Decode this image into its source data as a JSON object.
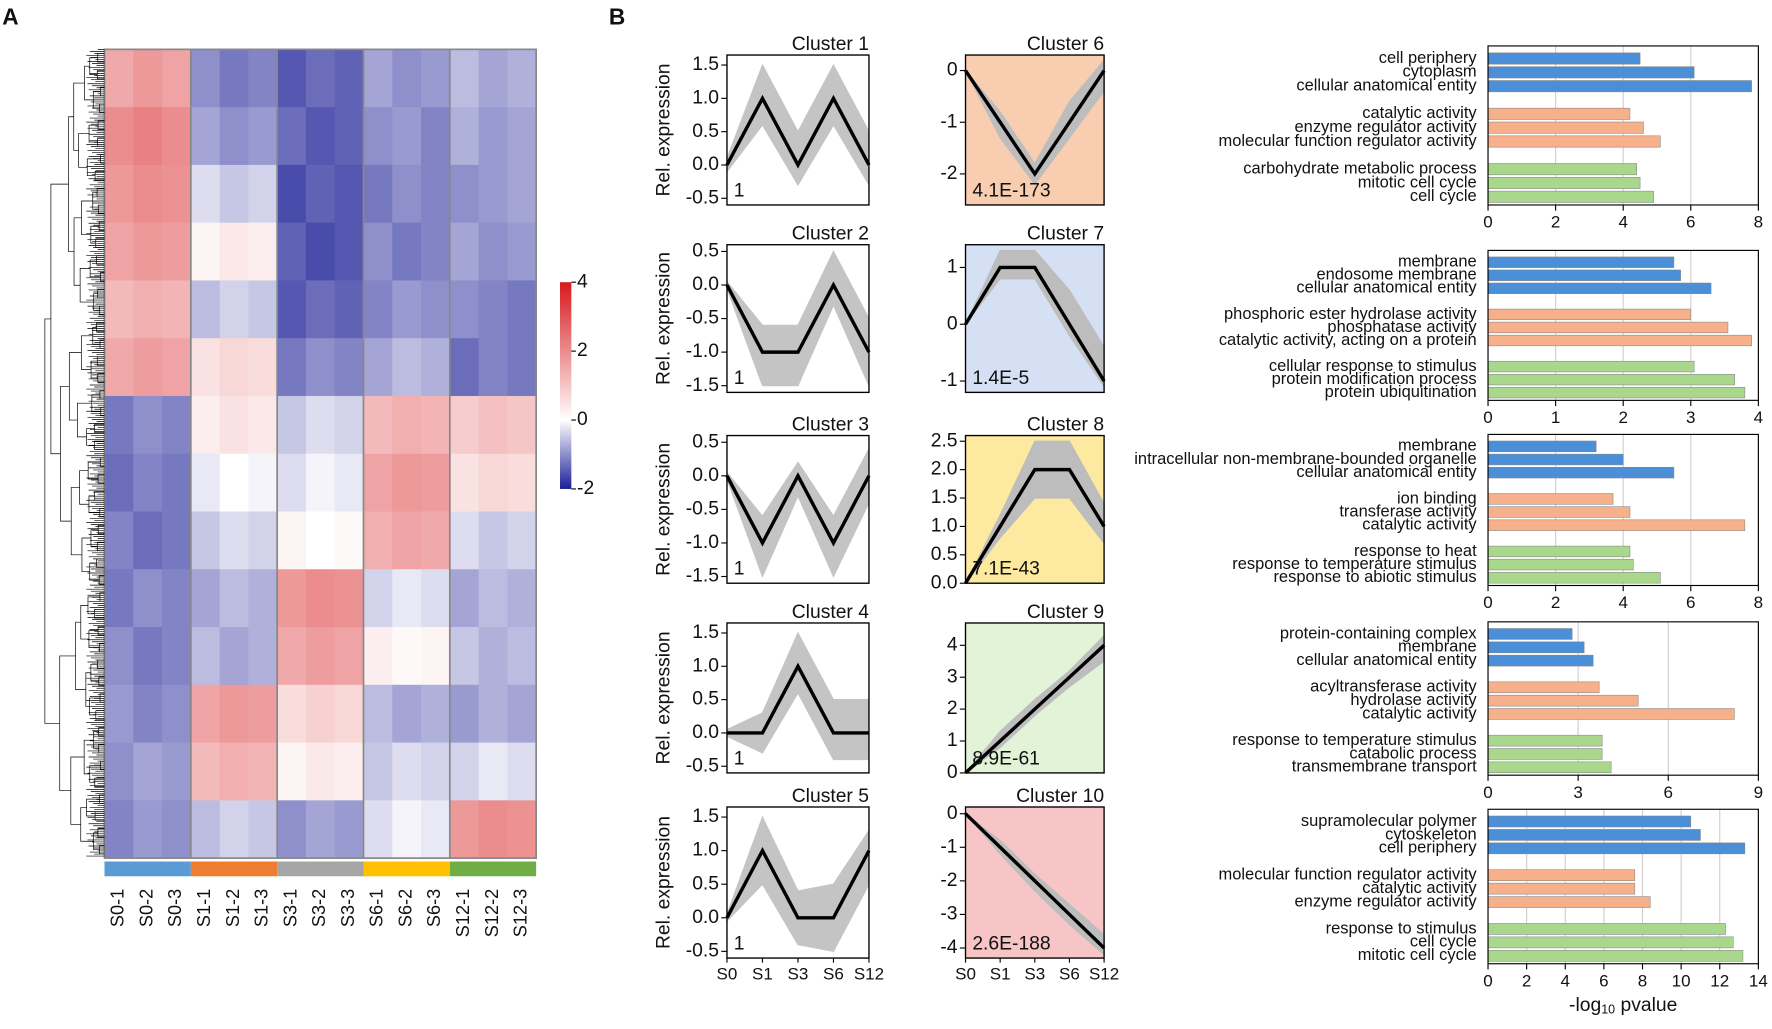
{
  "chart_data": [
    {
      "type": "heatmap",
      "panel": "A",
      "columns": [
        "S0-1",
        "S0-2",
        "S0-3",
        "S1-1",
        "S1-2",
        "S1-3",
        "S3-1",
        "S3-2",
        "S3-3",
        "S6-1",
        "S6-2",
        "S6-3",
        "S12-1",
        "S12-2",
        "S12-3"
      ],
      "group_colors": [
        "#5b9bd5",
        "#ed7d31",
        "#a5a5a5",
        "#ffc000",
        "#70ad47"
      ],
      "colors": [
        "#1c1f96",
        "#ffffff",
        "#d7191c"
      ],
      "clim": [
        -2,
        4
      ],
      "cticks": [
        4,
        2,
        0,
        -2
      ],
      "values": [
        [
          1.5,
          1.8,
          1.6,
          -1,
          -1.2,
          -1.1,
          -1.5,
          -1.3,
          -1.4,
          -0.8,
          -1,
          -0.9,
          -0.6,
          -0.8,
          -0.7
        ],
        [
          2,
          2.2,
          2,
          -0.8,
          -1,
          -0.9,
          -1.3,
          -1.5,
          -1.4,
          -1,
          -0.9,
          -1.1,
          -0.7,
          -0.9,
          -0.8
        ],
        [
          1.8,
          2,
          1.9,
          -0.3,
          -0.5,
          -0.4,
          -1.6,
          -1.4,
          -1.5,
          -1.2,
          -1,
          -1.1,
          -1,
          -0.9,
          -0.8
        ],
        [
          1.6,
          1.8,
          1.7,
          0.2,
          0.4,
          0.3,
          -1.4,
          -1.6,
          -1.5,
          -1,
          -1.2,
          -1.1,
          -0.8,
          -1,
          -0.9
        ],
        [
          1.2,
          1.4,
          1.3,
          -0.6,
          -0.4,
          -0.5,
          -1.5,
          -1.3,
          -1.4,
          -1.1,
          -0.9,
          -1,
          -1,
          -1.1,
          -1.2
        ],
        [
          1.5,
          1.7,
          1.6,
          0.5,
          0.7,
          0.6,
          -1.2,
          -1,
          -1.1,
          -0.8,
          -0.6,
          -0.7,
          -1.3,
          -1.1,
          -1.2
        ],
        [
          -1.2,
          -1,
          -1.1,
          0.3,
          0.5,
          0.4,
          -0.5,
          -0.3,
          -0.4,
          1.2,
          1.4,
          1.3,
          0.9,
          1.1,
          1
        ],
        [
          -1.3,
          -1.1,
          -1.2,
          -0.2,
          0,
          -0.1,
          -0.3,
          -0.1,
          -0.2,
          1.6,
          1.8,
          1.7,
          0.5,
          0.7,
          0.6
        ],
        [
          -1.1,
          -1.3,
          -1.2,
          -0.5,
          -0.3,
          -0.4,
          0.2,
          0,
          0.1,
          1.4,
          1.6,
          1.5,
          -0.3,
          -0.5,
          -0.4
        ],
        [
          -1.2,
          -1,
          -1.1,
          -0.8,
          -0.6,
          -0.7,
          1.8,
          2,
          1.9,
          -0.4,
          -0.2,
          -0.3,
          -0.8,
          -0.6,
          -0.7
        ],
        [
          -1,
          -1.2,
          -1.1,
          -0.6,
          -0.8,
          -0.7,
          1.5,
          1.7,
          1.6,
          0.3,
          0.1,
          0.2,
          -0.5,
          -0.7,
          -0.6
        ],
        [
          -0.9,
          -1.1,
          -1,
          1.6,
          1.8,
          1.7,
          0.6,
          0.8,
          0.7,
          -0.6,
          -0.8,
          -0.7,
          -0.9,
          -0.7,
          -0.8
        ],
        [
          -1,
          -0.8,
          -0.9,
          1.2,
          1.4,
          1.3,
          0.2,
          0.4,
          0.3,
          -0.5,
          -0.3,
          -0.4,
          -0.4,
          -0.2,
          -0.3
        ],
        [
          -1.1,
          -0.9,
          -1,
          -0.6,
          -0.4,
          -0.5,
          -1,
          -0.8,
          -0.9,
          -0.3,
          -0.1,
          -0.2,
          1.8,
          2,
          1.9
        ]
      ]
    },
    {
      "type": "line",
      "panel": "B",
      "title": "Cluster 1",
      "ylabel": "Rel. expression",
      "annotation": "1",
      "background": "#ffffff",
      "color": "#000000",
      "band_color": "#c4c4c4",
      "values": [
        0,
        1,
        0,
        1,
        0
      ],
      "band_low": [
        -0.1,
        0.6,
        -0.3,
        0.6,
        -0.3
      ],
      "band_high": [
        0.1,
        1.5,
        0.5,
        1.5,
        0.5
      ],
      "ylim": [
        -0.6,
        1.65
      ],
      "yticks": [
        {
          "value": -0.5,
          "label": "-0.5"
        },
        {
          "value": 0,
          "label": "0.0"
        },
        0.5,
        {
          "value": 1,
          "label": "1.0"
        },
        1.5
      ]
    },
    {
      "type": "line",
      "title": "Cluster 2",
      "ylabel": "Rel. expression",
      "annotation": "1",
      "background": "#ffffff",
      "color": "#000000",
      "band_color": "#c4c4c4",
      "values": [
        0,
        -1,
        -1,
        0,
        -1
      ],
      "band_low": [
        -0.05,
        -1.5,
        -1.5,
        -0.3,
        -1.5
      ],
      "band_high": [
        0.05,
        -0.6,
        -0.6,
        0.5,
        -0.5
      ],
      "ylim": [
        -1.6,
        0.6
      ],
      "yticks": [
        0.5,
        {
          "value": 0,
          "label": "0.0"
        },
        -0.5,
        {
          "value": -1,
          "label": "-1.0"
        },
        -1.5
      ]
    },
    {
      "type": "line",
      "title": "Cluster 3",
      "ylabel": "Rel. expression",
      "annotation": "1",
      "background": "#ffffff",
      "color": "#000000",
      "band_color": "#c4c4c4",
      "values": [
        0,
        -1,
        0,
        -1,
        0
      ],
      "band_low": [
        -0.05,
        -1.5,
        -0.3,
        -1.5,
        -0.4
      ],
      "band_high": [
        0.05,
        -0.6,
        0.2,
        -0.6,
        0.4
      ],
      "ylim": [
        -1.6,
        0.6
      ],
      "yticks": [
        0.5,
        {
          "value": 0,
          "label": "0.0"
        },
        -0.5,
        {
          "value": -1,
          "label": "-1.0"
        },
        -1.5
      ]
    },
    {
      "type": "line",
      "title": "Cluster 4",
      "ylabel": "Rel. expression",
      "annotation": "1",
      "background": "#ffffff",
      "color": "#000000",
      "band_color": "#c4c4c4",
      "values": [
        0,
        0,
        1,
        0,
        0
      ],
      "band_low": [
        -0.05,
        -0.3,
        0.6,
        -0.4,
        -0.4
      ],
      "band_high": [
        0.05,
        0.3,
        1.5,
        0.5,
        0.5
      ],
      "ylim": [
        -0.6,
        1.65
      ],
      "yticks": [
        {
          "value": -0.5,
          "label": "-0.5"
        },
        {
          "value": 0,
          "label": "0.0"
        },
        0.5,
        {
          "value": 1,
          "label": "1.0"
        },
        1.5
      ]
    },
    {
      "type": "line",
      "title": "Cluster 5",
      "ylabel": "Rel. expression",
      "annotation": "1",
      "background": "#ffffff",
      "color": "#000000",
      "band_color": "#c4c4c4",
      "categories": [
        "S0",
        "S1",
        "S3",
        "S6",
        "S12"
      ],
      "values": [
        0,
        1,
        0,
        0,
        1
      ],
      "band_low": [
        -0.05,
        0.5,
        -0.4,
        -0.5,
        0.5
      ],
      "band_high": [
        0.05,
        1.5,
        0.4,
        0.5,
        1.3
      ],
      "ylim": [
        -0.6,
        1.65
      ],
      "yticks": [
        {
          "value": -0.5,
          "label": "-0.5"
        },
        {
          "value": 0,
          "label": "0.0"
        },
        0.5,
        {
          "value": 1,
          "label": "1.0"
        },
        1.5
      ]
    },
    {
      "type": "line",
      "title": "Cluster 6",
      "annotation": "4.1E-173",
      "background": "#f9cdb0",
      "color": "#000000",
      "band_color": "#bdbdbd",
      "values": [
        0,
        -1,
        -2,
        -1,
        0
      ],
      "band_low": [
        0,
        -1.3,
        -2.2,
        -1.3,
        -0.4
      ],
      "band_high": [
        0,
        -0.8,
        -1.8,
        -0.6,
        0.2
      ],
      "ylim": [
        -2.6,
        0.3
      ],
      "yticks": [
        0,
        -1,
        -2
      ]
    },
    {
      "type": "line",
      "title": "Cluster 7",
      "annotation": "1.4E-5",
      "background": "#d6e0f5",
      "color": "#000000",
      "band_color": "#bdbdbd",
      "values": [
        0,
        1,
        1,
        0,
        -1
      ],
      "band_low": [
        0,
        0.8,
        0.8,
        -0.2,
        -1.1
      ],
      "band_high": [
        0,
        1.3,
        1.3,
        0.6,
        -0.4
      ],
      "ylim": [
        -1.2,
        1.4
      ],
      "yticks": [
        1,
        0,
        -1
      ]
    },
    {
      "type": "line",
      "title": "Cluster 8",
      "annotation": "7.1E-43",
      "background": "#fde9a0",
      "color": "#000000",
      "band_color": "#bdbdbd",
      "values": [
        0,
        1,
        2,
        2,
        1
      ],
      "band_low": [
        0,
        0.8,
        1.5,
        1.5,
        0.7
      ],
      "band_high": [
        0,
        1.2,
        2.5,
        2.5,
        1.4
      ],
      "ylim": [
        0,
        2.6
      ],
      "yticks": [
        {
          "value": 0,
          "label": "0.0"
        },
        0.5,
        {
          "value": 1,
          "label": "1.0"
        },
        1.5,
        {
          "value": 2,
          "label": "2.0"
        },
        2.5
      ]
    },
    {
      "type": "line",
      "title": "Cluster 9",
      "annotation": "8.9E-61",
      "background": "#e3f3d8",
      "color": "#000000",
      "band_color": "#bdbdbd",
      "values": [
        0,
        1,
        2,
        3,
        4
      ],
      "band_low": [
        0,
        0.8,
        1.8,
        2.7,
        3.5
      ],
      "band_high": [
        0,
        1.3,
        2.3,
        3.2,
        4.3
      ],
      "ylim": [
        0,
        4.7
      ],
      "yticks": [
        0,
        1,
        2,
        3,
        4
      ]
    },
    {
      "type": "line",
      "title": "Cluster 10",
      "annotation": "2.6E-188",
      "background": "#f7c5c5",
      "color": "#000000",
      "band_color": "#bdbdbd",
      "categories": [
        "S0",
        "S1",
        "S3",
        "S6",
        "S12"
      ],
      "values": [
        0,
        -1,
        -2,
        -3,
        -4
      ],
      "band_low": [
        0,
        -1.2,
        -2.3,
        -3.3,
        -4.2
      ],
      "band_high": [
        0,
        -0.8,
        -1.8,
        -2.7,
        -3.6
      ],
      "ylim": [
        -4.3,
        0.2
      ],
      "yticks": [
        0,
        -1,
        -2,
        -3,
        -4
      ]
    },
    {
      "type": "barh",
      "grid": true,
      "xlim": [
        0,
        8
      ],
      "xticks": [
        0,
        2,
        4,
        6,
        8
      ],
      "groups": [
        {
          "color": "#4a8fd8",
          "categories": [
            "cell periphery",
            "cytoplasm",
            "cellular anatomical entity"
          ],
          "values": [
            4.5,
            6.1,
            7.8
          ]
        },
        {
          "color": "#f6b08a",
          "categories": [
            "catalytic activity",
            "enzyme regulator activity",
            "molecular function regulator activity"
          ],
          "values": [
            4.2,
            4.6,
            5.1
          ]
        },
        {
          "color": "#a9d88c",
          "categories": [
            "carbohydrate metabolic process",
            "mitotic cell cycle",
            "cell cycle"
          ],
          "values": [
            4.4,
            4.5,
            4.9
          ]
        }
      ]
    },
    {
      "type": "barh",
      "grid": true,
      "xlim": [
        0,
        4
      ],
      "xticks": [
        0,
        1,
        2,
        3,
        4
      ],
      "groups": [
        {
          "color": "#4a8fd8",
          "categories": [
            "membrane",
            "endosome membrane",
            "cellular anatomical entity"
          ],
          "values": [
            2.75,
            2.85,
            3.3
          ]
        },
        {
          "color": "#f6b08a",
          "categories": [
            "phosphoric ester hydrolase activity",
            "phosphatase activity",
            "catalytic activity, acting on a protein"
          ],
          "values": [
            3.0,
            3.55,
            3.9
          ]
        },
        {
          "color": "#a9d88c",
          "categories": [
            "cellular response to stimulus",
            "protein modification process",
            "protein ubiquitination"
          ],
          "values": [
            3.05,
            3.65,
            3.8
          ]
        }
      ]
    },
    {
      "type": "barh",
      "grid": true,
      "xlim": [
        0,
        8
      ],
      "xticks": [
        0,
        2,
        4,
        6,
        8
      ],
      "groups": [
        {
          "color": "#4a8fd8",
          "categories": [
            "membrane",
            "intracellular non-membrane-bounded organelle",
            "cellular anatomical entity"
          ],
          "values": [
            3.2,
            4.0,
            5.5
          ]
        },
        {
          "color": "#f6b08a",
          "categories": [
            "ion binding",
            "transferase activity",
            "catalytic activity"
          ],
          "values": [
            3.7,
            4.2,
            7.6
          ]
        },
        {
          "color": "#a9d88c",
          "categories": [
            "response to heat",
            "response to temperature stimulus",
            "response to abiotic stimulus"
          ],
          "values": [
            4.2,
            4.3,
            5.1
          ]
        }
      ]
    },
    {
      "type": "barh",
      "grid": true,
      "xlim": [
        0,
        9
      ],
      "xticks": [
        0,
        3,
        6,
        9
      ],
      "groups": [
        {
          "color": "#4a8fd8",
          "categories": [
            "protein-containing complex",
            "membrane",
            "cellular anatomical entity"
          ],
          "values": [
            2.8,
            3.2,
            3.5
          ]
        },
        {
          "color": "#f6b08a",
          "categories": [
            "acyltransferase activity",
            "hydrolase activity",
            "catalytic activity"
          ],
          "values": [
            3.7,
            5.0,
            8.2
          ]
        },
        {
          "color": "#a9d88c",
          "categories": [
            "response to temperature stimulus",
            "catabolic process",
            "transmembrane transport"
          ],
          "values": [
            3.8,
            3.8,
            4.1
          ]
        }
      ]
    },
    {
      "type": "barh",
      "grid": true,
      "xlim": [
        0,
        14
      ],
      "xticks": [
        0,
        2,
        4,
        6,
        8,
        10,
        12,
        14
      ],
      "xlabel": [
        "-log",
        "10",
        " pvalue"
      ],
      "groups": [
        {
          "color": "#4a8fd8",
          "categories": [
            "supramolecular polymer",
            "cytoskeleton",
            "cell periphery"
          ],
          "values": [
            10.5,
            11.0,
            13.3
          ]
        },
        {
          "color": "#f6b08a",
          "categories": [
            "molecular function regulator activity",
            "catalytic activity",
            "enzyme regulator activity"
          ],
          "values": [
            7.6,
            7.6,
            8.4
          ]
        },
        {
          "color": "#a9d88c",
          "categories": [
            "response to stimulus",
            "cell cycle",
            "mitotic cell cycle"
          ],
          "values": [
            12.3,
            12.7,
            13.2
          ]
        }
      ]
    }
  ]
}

################

▸ **WHAT IS NEEDED**: Only lines that contain the string "response" count; pick each one out of the records and copy it.

▸ **PROBLEM SOLUTION**:
            "cellular response to stimulus",
            "response to heat",
            "response to temperature stimulus",
            "response to abiotic stimulus"
            "response to temperature stimulus",
            "response to stimulus",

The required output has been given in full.